— BEGIN —

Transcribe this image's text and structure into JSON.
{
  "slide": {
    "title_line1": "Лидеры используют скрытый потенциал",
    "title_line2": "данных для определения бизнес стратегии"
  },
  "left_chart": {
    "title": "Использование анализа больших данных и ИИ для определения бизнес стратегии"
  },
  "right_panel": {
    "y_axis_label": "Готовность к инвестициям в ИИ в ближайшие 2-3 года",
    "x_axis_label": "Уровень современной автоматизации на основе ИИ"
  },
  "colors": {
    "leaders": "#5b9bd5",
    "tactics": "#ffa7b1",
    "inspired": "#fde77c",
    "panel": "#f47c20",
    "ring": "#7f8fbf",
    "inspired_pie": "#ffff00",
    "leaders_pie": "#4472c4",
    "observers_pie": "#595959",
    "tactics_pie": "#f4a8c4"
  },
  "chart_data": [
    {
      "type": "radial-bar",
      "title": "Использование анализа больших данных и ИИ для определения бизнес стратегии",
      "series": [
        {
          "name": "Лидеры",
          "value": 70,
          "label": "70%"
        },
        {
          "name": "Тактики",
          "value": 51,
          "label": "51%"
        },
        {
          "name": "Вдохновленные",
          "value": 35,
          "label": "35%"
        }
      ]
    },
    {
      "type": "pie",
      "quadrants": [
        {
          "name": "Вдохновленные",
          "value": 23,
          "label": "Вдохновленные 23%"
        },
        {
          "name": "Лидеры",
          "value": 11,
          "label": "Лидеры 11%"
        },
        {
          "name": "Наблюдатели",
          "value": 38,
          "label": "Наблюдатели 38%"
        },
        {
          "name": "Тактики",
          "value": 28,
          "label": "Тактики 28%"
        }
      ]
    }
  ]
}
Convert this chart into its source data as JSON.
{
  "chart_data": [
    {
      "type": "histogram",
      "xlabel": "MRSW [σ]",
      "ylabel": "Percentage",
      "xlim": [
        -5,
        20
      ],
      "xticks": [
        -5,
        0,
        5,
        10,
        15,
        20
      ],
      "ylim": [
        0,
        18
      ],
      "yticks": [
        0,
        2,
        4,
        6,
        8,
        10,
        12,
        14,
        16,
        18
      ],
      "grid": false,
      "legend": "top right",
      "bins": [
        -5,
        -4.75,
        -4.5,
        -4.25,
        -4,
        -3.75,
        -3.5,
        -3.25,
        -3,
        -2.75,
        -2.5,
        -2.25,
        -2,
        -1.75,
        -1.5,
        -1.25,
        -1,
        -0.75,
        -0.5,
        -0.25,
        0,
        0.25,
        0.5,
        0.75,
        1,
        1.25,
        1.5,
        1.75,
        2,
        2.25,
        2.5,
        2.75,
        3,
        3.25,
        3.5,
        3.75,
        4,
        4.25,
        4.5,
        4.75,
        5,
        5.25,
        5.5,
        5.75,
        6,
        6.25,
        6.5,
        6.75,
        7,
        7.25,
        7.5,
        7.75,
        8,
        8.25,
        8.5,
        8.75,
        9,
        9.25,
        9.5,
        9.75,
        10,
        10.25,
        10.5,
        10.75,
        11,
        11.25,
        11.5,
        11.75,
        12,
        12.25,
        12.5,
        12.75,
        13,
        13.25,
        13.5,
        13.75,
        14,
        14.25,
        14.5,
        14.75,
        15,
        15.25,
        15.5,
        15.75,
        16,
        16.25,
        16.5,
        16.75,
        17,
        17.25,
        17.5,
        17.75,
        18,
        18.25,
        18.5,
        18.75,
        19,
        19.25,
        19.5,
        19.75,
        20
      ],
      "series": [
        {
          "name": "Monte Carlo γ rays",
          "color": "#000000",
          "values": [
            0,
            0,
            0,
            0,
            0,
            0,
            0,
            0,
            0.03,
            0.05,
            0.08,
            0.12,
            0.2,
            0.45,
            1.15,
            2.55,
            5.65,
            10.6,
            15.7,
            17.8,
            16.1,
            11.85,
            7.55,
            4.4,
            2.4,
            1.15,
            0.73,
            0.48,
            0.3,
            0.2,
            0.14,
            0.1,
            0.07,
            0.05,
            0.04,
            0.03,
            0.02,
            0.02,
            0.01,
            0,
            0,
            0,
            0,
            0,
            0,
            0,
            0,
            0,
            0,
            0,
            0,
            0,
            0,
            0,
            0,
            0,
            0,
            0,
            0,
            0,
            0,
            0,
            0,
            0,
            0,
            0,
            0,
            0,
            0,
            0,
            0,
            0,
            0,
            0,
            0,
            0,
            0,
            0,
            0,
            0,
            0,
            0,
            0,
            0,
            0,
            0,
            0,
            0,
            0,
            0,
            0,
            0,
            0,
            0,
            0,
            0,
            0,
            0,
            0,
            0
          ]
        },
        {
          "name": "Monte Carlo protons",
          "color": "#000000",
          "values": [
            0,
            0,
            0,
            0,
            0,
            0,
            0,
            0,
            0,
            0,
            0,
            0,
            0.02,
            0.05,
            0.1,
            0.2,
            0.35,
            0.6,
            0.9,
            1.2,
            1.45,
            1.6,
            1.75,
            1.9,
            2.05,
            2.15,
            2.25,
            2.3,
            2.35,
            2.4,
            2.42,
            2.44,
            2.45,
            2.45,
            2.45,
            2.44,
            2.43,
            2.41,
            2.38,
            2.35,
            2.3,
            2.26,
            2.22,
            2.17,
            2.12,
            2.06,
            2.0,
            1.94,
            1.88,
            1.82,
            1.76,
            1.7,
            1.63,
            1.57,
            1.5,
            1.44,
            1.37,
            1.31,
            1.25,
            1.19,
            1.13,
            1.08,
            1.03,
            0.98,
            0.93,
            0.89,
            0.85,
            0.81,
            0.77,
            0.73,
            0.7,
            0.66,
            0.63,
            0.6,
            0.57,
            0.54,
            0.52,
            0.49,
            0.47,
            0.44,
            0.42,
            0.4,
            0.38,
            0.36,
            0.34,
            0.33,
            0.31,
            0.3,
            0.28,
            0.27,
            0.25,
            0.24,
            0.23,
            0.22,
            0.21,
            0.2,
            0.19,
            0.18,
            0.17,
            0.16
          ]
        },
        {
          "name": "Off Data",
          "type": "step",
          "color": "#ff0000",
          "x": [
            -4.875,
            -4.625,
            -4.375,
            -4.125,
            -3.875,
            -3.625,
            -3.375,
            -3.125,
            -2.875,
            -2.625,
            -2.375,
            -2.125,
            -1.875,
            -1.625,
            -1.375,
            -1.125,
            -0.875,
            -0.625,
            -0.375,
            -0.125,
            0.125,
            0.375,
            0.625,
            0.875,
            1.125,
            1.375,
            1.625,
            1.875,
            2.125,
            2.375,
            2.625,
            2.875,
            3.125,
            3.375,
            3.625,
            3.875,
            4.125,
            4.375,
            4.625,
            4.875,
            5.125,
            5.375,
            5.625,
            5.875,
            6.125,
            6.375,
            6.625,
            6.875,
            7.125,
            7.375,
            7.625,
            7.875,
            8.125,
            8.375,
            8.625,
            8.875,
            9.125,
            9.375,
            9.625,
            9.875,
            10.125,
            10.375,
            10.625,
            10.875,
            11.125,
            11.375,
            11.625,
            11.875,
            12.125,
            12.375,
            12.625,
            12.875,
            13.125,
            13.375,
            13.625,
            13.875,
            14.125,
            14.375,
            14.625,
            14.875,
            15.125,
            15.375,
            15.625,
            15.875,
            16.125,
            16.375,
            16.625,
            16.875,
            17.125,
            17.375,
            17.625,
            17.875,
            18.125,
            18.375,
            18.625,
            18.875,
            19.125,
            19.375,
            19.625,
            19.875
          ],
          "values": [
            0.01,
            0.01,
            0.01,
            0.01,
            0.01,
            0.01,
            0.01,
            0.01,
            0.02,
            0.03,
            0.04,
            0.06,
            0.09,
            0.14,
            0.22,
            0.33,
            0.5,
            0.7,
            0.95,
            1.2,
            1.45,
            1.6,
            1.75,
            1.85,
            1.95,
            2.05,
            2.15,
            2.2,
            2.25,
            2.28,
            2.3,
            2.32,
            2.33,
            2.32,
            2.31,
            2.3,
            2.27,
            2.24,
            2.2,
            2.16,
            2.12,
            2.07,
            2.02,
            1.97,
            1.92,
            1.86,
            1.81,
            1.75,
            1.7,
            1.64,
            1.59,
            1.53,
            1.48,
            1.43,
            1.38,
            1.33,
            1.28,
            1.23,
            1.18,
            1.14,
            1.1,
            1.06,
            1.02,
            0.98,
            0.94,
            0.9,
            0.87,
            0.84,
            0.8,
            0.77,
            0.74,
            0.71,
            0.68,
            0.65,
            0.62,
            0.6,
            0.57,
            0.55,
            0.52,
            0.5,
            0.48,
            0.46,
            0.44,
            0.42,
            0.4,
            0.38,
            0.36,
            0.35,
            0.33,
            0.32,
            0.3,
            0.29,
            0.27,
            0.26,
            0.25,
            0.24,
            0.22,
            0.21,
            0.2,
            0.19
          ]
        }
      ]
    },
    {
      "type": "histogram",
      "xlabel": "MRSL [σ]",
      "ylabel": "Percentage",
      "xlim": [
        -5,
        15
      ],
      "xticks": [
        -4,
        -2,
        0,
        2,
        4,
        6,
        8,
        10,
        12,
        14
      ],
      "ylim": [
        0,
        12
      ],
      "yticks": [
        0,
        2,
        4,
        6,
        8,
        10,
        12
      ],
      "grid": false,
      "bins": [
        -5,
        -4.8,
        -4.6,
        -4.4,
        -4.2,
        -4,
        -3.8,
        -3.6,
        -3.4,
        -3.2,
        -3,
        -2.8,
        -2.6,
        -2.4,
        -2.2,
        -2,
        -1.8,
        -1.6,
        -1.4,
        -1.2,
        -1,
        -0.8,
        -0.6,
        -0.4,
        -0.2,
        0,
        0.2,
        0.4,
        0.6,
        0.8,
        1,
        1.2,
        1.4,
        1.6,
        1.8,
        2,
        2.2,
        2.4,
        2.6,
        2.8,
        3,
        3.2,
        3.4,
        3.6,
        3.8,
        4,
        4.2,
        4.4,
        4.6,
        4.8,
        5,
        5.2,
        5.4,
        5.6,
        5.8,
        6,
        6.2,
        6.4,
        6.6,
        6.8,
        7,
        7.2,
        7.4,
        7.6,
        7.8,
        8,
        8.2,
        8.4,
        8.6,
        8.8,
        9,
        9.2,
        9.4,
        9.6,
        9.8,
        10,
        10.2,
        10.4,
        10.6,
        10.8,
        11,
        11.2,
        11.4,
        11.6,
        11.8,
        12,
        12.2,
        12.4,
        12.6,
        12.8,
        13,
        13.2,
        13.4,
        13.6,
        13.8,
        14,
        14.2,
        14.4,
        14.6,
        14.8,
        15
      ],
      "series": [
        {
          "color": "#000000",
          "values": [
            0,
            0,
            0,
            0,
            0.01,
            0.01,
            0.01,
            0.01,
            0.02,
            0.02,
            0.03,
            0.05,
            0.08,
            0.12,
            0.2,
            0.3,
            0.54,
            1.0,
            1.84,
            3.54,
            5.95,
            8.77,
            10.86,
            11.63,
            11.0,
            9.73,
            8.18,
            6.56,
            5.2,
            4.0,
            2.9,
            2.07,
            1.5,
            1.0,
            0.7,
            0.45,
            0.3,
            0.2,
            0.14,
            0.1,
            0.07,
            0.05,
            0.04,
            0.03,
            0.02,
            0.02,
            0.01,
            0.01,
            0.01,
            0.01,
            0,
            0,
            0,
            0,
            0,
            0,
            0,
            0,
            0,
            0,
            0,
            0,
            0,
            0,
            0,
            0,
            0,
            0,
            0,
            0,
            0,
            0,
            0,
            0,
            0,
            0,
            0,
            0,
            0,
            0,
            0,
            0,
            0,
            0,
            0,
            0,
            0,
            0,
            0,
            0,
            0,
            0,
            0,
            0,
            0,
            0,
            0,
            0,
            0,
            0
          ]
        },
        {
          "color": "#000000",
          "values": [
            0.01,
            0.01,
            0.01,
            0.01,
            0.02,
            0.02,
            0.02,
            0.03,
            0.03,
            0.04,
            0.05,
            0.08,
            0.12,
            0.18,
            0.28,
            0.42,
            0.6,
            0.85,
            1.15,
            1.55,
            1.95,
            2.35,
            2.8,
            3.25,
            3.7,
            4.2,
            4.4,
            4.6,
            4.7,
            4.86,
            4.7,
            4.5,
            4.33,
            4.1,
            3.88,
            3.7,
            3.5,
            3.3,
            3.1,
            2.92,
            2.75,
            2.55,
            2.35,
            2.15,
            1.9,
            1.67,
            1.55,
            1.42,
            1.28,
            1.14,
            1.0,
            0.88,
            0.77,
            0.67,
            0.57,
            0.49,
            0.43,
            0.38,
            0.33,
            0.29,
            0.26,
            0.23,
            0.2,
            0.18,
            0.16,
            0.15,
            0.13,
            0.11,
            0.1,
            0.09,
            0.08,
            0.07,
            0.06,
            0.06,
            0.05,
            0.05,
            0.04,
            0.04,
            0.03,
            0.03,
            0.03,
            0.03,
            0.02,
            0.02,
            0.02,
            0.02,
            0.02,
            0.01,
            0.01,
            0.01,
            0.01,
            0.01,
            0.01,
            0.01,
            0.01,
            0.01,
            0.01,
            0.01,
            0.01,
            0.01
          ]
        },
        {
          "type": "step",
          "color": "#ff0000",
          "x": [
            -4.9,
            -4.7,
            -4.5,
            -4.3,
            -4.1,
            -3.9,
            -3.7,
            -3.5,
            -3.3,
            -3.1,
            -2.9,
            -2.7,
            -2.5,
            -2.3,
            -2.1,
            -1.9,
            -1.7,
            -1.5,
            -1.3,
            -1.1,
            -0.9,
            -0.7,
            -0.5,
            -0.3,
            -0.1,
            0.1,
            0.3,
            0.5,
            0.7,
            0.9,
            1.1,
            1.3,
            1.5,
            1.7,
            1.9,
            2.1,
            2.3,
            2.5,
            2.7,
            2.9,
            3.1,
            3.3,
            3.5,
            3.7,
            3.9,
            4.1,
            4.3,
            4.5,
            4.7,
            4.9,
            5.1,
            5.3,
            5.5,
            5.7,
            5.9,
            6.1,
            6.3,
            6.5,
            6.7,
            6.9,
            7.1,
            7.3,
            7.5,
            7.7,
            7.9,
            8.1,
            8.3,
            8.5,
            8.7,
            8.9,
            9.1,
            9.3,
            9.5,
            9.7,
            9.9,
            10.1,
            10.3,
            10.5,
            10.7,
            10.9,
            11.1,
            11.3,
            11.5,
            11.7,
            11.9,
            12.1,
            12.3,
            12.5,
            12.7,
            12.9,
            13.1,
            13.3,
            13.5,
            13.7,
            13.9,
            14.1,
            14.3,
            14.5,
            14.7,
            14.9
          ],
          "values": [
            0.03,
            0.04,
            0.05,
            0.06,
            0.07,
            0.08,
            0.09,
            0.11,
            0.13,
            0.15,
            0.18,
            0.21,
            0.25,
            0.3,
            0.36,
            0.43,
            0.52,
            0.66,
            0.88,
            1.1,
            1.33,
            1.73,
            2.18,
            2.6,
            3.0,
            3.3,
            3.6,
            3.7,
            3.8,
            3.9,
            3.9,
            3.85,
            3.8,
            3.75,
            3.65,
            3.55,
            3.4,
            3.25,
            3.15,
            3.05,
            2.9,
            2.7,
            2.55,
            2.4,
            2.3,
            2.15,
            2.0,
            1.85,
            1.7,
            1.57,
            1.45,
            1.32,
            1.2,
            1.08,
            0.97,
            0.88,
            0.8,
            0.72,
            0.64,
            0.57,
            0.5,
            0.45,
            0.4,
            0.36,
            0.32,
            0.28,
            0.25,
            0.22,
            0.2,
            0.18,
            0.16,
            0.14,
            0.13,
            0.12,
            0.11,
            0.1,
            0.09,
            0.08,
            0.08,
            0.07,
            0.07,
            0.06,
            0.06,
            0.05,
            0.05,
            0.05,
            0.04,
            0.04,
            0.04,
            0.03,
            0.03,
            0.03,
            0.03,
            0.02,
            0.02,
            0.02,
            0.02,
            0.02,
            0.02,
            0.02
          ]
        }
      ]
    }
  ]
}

— END —

What is required:
From the listing above, pick out every line containing "this".

Answer to the exercise:
Transcribe this image's text and structure into JSON.
Convert this chart into its source data as JSON.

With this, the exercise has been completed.